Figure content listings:
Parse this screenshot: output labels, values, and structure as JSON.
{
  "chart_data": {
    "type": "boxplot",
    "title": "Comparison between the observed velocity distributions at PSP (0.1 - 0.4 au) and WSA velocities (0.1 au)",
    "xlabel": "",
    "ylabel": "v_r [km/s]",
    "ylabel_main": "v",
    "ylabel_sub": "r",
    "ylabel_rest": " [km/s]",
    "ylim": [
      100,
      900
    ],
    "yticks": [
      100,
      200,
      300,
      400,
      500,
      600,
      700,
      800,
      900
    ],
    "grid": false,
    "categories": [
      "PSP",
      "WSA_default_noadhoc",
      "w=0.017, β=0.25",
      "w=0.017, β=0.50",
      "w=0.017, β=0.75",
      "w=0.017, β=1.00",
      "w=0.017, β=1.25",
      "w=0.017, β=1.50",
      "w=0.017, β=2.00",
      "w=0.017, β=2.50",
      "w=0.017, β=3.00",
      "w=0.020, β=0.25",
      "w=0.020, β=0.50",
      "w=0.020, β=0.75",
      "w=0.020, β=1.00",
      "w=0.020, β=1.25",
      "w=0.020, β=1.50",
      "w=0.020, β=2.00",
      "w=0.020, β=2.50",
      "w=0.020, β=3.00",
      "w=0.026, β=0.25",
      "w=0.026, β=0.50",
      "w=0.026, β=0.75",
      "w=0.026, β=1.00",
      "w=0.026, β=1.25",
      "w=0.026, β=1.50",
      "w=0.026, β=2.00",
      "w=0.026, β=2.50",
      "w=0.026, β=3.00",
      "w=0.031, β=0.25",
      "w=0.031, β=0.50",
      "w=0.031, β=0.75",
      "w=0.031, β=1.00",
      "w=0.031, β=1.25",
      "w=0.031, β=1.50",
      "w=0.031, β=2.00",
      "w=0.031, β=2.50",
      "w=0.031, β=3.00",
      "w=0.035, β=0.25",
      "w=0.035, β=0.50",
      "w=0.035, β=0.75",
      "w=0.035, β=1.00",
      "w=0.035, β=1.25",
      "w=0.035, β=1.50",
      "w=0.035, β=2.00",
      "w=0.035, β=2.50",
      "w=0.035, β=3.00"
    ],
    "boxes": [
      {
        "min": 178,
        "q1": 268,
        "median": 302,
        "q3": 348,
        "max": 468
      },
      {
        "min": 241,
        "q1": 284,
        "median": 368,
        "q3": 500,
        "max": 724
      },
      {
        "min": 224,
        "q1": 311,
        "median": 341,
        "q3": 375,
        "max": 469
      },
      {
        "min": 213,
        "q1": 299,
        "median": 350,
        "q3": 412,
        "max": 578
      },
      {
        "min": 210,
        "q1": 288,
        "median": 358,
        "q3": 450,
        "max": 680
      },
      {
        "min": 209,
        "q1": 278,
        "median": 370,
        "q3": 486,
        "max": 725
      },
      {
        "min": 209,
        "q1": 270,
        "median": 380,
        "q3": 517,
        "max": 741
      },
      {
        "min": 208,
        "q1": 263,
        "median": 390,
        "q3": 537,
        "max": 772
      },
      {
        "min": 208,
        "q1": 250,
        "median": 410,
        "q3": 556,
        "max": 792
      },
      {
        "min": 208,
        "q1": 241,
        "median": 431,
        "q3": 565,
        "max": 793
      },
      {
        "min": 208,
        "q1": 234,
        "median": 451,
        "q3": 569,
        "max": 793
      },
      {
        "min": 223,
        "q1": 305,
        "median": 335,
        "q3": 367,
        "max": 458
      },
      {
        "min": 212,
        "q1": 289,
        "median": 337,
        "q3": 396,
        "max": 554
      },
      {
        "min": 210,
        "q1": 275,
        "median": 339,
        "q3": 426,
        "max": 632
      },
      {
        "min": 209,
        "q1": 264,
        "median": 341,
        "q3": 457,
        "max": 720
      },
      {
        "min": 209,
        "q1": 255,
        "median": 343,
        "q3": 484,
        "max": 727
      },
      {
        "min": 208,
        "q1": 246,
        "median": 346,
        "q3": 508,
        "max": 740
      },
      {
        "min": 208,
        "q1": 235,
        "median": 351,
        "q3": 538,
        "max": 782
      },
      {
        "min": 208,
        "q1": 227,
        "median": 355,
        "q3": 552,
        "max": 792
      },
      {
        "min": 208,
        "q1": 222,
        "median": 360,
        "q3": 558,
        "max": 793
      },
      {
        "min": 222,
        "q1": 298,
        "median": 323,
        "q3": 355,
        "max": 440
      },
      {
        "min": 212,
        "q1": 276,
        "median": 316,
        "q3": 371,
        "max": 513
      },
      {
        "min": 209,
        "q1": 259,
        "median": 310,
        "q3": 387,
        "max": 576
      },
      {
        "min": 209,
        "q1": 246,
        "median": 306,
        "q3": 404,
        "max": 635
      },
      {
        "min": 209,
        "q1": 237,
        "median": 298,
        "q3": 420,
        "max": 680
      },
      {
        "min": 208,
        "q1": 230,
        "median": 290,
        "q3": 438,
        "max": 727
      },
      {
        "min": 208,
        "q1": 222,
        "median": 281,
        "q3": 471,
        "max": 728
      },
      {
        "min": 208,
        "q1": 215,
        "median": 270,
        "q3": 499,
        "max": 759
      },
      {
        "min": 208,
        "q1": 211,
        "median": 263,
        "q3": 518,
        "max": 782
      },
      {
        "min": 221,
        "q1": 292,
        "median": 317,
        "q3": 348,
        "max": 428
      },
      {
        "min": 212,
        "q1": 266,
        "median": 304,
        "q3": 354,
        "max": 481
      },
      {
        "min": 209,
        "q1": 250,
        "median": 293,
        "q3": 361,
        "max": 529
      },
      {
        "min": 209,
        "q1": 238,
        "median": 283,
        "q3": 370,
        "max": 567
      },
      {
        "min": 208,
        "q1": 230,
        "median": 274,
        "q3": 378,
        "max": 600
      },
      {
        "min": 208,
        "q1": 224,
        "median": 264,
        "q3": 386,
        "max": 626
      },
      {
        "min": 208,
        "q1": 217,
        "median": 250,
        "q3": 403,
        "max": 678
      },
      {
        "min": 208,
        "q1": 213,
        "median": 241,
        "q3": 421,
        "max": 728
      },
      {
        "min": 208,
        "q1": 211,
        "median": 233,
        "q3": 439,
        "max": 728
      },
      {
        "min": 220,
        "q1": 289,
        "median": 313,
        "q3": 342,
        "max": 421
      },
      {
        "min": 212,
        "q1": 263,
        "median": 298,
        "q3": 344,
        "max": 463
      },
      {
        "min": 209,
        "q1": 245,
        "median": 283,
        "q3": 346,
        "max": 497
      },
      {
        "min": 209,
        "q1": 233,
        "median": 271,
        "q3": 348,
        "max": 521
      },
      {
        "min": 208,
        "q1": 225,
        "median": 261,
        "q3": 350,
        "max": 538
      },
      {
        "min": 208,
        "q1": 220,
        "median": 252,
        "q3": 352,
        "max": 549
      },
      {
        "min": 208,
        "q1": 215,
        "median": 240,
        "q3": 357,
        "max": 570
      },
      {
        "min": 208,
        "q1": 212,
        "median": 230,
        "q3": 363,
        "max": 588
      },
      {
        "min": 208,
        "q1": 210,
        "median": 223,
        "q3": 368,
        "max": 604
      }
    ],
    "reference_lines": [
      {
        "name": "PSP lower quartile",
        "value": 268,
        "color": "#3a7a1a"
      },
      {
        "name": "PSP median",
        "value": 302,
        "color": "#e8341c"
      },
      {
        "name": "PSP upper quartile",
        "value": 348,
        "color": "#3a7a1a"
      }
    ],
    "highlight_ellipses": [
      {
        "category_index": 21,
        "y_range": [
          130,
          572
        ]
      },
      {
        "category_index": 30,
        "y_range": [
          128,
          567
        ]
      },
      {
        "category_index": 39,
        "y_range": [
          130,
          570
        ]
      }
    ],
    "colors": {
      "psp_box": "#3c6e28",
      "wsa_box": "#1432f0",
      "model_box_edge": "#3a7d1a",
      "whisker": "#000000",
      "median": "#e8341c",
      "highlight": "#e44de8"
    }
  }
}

Problem to solve:
In how many lines of the data does the string "name" appear? Give only the number.

Output below:
3